▶ **COMPLETE THE FOLLOWING**:
1/ In the forum thread about the failing cron job below, extract the passage that starts at the words "NOTE 1: I cannot" and stops after the words "-q was deprecated.". Copy it word for word.
2/ According to the forum thread about the failing cron job, in which PHP version was the -q switch deprecated?

▶ **EXERCISE TEXT**:
Content starts

RewriteRule stopping cron job

Hi there,

In my public_html folder I have the following .htacces file:


Options +FollowSymLinks
RewriteEngine on

RewriteCond %{HTTP_HOST} site1.com
RewriteCond %{REQUEST_URI} !^/site1
RewriteRule ^(.*)$ site1/$1 [L]

RewriteCond %{HTTP_HOST} site2.com
RewriteCond %{REQUEST_URI} !^/site2
RewriteRule ^(.*)$ site2/$1 [L]

I also have a cron job running the following command:


/usr/bin/php5 /home/sites/[i]{domain-name}[/i]/public_html/site2/backup_db.php

If I disable the .htaccess file, the cron job will execute, otherwise it wont. I’m not really sure why this is happening, since the cron job is using an absolute path to a file on the server, and not making any requests through the server. Isn’t it?

Has anyone come up with this sort of thing before?

Many thanks

Cron should not connect via the website, no, but maybe your PHP script is?

MG,

Rémon is correct about Adobe not running the CRON request.

I believe you have an error in your CRON code:


/usr/bin/php5 /home/sites/{domain-name}/public_html/site2/backup_db.php

I have a CRON job running using

/usr/local/bin/php -q /home/{account_name}/public_html/{php_script_name}

Given that it’s been working for me for over two years (on three accounts), I would recommend that you check your PHP executable location AND add the -q switch before the PHP filename that you want CRON to execute.

NOTE 1: I cannot find the meaning of the -q switch so it may not be necessary – just something to try if all else fails.

NOTE 2: DreamHost’s example is /usr/local/php5/bin/php /home/<USER NAME>/path/to/script.php, i.e., the php executable is in the binary directory of the php5 but does NOT use the -q switch.

Regards,

DK

Can you give us some background about what you script does? We don’t necessarily need to see the code, but I think ScallioXTX is on the right track here. I’d bet that your script is trying to connect to your website over HTTP and the cron job is interfering with that part of the script.

Boy, that became a difficult challenge and I’m not even sure I found the proper meaning in the way you used it. What I found states it suppressed html output in older cgi versions. In PHP 5.2 the -q was deprecated.

From: http://php.net/manual/en/features.commandline.php (first comment)

i use emacs in c-mode for editing. in 4.3, starting a cli script like so:

#!/usr/bin/php -q /* -- c -- */
<?php

told emacs to drop into c-mode automatically when i loaded the file for editing. the ‘-q’ flag didn’t actually do anything (in the older cgi versions, it suppressed html output when the script was run) but it caused the commented mode line to be ignored by php.

in 5.2, ‘-q’ has apparently been deprecated. replace it with ‘–’ to achieve the 4.3 invocation-with-emacs-mode-line behavior:

#!/usr/bin/php – /* -- c -- */
<?php

don’t go back to your 4.3 system and replace ‘-q’ with ‘–’; it seems to cause php to hang waiting on STDIN…

cp,

Thanks for that info. I was checking Apache.org for details on that (should have been a Linux website, I know :blush: ) and found nothing. Other website examples used the -q but gave no definition of that switch.

I hope Micky gave it a try both with and without and will report back here with results.

BTW, (belated) congrats on becoming a TL! Well deserved.

Regards,

DK

Not a problem, I had never seen that switch option before, so I was curious as to what it could possibly mean myself (and it was a challenge to find what little info about it I did find).

Content ends

▶ **RECORD SET**:
Content starts

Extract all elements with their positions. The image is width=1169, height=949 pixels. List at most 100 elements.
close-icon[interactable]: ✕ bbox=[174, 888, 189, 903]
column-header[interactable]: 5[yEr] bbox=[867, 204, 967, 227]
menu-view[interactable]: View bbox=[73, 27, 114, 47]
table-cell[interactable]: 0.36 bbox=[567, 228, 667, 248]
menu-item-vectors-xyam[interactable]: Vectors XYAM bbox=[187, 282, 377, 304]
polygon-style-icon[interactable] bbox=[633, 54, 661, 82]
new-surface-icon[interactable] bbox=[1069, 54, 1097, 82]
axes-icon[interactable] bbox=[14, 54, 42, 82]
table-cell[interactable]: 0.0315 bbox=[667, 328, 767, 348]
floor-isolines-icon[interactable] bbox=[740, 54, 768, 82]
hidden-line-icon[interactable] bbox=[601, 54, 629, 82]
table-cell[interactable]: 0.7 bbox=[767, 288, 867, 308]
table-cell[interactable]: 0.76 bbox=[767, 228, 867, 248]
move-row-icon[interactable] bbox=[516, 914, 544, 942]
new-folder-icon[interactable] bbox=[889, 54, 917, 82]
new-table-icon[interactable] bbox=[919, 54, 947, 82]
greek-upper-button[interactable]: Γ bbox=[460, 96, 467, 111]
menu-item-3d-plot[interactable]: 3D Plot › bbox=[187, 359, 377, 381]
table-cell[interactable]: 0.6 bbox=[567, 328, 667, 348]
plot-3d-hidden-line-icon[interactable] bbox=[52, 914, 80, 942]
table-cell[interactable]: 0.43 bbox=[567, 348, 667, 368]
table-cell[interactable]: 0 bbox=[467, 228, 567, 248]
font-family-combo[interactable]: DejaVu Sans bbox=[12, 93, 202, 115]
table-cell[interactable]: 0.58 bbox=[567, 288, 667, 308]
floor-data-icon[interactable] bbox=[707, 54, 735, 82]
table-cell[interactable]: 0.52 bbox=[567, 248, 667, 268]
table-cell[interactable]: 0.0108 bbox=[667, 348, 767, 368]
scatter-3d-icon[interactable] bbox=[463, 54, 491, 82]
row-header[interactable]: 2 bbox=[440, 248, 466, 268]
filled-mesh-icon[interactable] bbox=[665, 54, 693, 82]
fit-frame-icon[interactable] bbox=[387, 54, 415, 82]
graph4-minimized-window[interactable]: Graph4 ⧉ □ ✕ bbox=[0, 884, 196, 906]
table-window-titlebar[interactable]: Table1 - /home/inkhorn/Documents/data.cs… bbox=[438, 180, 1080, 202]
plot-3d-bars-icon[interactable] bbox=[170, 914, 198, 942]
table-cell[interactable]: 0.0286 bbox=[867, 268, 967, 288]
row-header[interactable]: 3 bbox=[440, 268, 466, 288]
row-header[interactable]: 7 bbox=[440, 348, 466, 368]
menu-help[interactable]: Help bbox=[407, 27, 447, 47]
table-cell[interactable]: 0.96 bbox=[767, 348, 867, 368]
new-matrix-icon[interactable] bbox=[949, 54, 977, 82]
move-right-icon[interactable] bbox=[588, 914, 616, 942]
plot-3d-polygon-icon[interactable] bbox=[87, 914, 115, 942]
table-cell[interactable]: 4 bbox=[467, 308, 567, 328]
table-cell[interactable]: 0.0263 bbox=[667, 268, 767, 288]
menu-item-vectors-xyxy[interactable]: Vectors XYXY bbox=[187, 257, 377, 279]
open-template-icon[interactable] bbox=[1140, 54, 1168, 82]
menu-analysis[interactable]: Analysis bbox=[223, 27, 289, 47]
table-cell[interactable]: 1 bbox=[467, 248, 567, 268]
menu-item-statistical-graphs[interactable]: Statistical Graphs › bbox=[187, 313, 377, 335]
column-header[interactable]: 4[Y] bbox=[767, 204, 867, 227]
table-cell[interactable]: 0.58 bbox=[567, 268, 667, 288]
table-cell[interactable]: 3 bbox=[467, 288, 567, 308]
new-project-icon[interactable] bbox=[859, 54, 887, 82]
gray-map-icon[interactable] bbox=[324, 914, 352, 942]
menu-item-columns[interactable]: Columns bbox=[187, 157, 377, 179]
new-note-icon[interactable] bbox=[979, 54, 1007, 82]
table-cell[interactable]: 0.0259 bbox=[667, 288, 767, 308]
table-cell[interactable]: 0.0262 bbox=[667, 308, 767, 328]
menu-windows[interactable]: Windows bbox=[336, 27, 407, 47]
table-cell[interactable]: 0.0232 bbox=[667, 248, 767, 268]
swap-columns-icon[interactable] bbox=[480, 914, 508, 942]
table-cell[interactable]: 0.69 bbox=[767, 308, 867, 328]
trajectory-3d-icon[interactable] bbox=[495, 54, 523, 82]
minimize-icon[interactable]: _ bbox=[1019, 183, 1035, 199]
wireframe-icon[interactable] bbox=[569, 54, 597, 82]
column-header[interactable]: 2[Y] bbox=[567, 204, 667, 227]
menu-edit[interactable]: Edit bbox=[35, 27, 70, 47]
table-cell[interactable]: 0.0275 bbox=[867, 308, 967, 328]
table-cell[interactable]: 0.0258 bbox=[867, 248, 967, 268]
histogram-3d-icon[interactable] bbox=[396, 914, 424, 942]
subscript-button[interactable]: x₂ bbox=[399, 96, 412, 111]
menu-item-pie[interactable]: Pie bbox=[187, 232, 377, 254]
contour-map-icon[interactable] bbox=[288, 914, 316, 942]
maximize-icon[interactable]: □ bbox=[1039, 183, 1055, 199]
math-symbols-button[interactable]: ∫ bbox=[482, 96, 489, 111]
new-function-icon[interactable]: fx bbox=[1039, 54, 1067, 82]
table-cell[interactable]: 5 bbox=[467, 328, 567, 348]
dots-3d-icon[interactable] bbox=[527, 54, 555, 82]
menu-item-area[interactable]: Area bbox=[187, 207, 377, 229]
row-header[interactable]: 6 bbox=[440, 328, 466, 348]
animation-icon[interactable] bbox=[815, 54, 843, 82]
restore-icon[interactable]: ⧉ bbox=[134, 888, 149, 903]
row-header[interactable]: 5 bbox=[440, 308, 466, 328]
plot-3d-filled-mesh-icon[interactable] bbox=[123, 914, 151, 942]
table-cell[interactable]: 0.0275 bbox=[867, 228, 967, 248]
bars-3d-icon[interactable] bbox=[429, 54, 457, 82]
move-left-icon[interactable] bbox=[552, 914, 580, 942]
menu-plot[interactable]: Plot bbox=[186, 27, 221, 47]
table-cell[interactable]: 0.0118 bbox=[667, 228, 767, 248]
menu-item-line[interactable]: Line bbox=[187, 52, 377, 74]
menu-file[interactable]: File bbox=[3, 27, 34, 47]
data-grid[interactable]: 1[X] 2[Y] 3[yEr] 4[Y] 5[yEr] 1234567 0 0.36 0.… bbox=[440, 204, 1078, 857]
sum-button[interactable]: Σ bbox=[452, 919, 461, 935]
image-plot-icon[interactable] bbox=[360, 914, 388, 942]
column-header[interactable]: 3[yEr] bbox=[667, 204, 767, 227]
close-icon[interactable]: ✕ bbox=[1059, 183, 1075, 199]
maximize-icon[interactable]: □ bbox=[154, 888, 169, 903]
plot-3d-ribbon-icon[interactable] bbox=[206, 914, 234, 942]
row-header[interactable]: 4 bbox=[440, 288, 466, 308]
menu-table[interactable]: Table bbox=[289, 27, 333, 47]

Content ends

▶ **ANSWERS**:
1/
NOTE 1: I cannot find the meaning of the -q switch so it may not be necessary – just something to try if all else fails.

NOTE 2: DreamHost’s example is /usr/local/php5/bin/php /home/<USER NAME>/path/to/script.php, i.e., the php executable is in the binary directory of the php5 but does NOT use the -q switch.

Regards,

DK

Can you give us some background about what you script does? We don’t necessarily need to see the code, but I think ScallioXTX is on the right track here. I’d bet that your script is trying to connect to your website over HTTP and the cron job is interfering with that part of the script.

Boy, that became a difficult challenge and I’m not even sure I found the proper meaning in the way you used it. What I found states it suppressed html output in older cgi versions. In PHP 5.2 the -q was deprecated.

2/ PHP 5.2